> **What is needed**: Copy every entry word for word. Skip the pictures.

>> START Material provided

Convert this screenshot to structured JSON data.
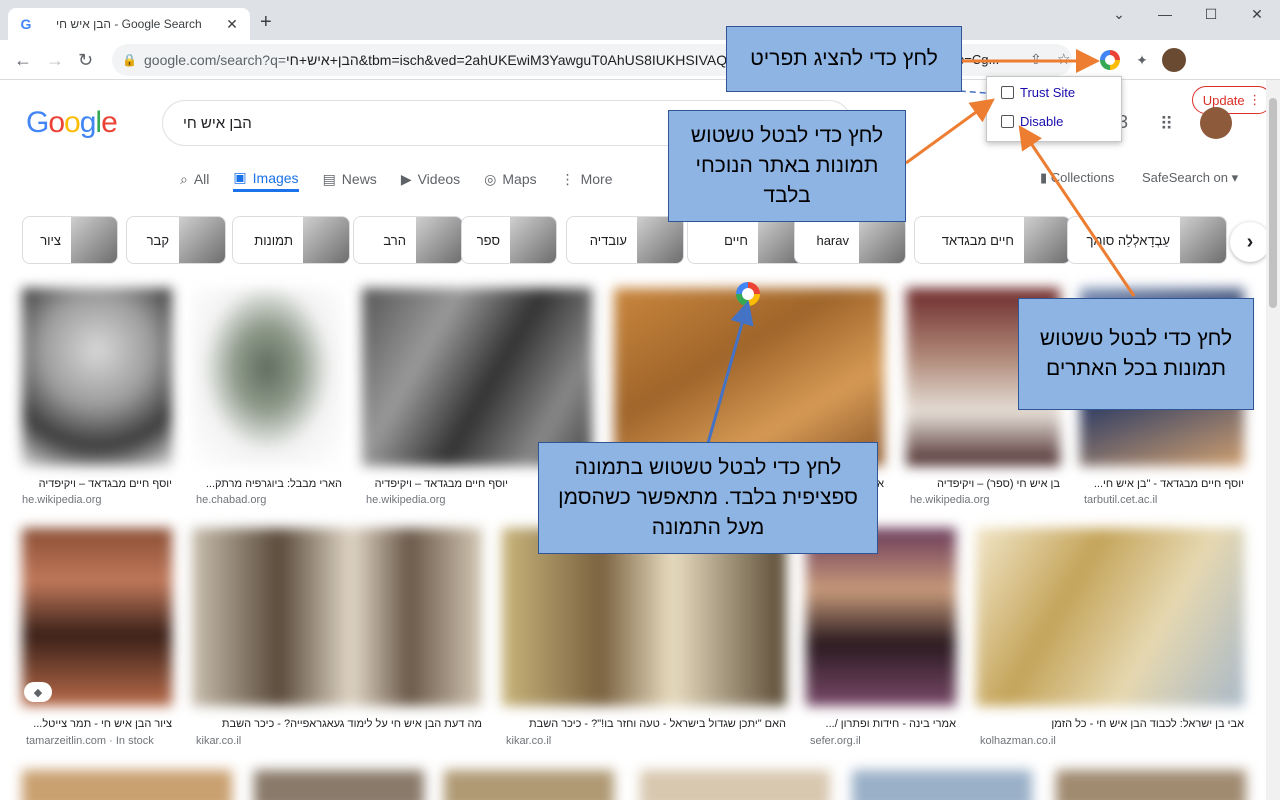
{
  "browser": {
    "tab_title": "הבן איש חי - Google Search",
    "tab_favicon": "G",
    "tab_close": "✕",
    "new_tab": "+",
    "window_controls": [
      "⌄",
      "—",
      "☐",
      "✕"
    ],
    "url_prefix": "google.com/search?q=",
    "url_rest": "הבן+איש+חי&tbm=isch&ved=2ahUKEwiM3YawguT0AhUS8IUKHSIVAQ",
    "url_end": "p=Cg...",
    "update_label": "Update",
    "update_menu": "⋮"
  },
  "header": {
    "logo": [
      "G",
      "o",
      "o",
      "g",
      "l",
      "e"
    ],
    "search_value": "הבן איש חי",
    "hidden_char": "3"
  },
  "search_tabs": [
    {
      "icon": "⌕",
      "label": "All"
    },
    {
      "icon": "▣",
      "label": "Images"
    },
    {
      "icon": "▤",
      "label": "News"
    },
    {
      "icon": "▶",
      "label": "Videos"
    },
    {
      "icon": "◎",
      "label": "Maps"
    },
    {
      "icon": "⋮",
      "label": "More"
    }
  ],
  "collections_label": "Collections",
  "safesearch_label": "SafeSearch on ▾",
  "chips": [
    "ציור",
    "קבר",
    "תמונות",
    "הרב",
    "ספר",
    "עובדיה",
    "חיים",
    "harav",
    "חיים מבגדאד",
    "עַבְדָאלְלַה סומך"
  ],
  "results_row1": [
    {
      "caption": "יוסף חיים מבגדאד – ויקיפדיה",
      "source": "he.wikipedia.org"
    },
    {
      "caption": "הארי מבבל: ביוגרפיה מרתק...",
      "source": "he.chabad.org"
    },
    {
      "caption": "יוסף חיים מבגדאד – ויקיפדיה",
      "source": "he.wikipedia.org"
    },
    {
      "caption": "",
      "source": ""
    },
    {
      "caption": "בן איש חי (ספר) – ויקיפדיה",
      "source": "he.wikipedia.org"
    },
    {
      "caption": "יוסף חיים מבגדאד - \"בן איש חי...",
      "source": "tarbutil.cet.ac.il"
    }
  ],
  "results_row2": [
    {
      "caption": "ציור הבן איש חי - תמר צייטל...",
      "source": "tamarzeitlin.com · In stock"
    },
    {
      "caption": "מה דעת הבן איש חי על לימוד געאגראפייה? - כיכר השבת",
      "source": "kikar.co.il"
    },
    {
      "caption": "האם \"יתכן שגדול בישראל - טעה וחזר בו!\"? - כיכר השבת",
      "source": "kikar.co.il"
    },
    {
      "caption": "אמרי בינה - חידות ופתרון /...",
      "source": "sefer.org.il"
    },
    {
      "caption": "אבי בן ישראל: לכבוד הבן איש חי - כל הזמן",
      "source": "kolhazman.co.il"
    }
  ],
  "partial_char": "א",
  "extension_popup": {
    "trust_label": "Trust Site",
    "disable_label": "Disable"
  },
  "callouts": {
    "menu": "לחץ כדי להציג תפריט",
    "site": "לחץ כדי לבטל טשטוש תמונות באתר הנוכחי בלבד",
    "all": "לחץ כדי לבטל טשטוש תמונות בכל האתרים",
    "image": "לחץ כדי לבטל טשטוש בתמונה ספציפית בלבד. מתאפשר כשהסמן מעל התמונה"
  },
  "colors": {
    "callout_fill": "#8eb4e3",
    "callout_border": "#2f5597",
    "arrow_orange": "#ed7d31",
    "arrow_blue": "#4472c4",
    "accent": "#1a73e8"
  }
}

>> END Material provided

> **Task result**:
Convert this screenshot to structured JSON data.
{
  "browser": {
    "tab_title": "הבן איש חי - Google Search",
    "tab_favicon": "G",
    "tab_close": "✕",
    "new_tab": "+",
    "window_controls": [
      "⌄",
      "—",
      "☐",
      "✕"
    ],
    "url_prefix": "google.com/search?q=",
    "url_rest": "הבן+איש+חי&tbm=isch&ved=2ahUKEwiM3YawguT0AhUS8IUKHSIVAQ",
    "url_end": "p=Cg...",
    "update_label": "Update",
    "update_menu": "⋮"
  },
  "header": {
    "logo": [
      "G",
      "o",
      "o",
      "g",
      "l",
      "e"
    ],
    "search_value": "הבן איש חי",
    "hidden_char": "3"
  },
  "search_tabs": [
    {
      "icon": "⌕",
      "label": "All"
    },
    {
      "icon": "▣",
      "label": "Images"
    },
    {
      "icon": "▤",
      "label": "News"
    },
    {
      "icon": "▶",
      "label": "Videos"
    },
    {
      "icon": "◎",
      "label": "Maps"
    },
    {
      "icon": "⋮",
      "label": "More"
    }
  ],
  "collections_label": "Collections",
  "safesearch_label": "SafeSearch on ▾",
  "chips": [
    "ציור",
    "קבר",
    "תמונות",
    "הרב",
    "ספר",
    "עובדיה",
    "חיים",
    "harav",
    "חיים מבגדאד",
    "עַבְדָאלְלַה סומך"
  ],
  "results_row1": [
    {
      "caption": "יוסף חיים מבגדאד – ויקיפדיה",
      "source": "he.wikipedia.org"
    },
    {
      "caption": "הארי מבבל: ביוגרפיה מרתק...",
      "source": "he.chabad.org"
    },
    {
      "caption": "יוסף חיים מבגדאד – ויקיפדיה",
      "source": "he.wikipedia.org"
    },
    {
      "caption": "",
      "source": ""
    },
    {
      "caption": "בן איש חי (ספר) – ויקיפדיה",
      "source": "he.wikipedia.org"
    },
    {
      "caption": "יוסף חיים מבגדאד - \"בן איש חי...",
      "source": "tarbutil.cet.ac.il"
    }
  ],
  "results_row2": [
    {
      "caption": "ציור הבן איש חי - תמר צייטל...",
      "source": "tamarzeitlin.com · In stock"
    },
    {
      "caption": "מה דעת הבן איש חי על לימוד געאגראפייה? - כיכר השבת",
      "source": "kikar.co.il"
    },
    {
      "caption": "האם \"יתכן שגדול בישראל - טעה וחזר בו!\"? - כיכר השבת",
      "source": "kikar.co.il"
    },
    {
      "caption": "אמרי בינה - חידות ופתרון /...",
      "source": "sefer.org.il"
    },
    {
      "caption": "אבי בן ישראל: לכבוד הבן איש חי - כל הזמן",
      "source": "kolhazman.co.il"
    }
  ],
  "partial_char": "א",
  "extension_popup": {
    "trust_label": "Trust Site",
    "disable_label": "Disable"
  },
  "callouts": {
    "menu": "לחץ כדי להציג תפריט",
    "site": "לחץ כדי לבטל טשטוש תמונות באתר הנוכחי בלבד",
    "all": "לחץ כדי לבטל טשטוש תמונות בכל האתרים",
    "image": "לחץ כדי לבטל טשטוש בתמונה ספציפית בלבד. מתאפשר כשהסמן מעל התמונה"
  },
  "colors": {
    "callout_fill": "#8eb4e3",
    "callout_border": "#2f5597",
    "arrow_orange": "#ed7d31",
    "arrow_blue": "#4472c4",
    "accent": "#1a73e8"
  }
}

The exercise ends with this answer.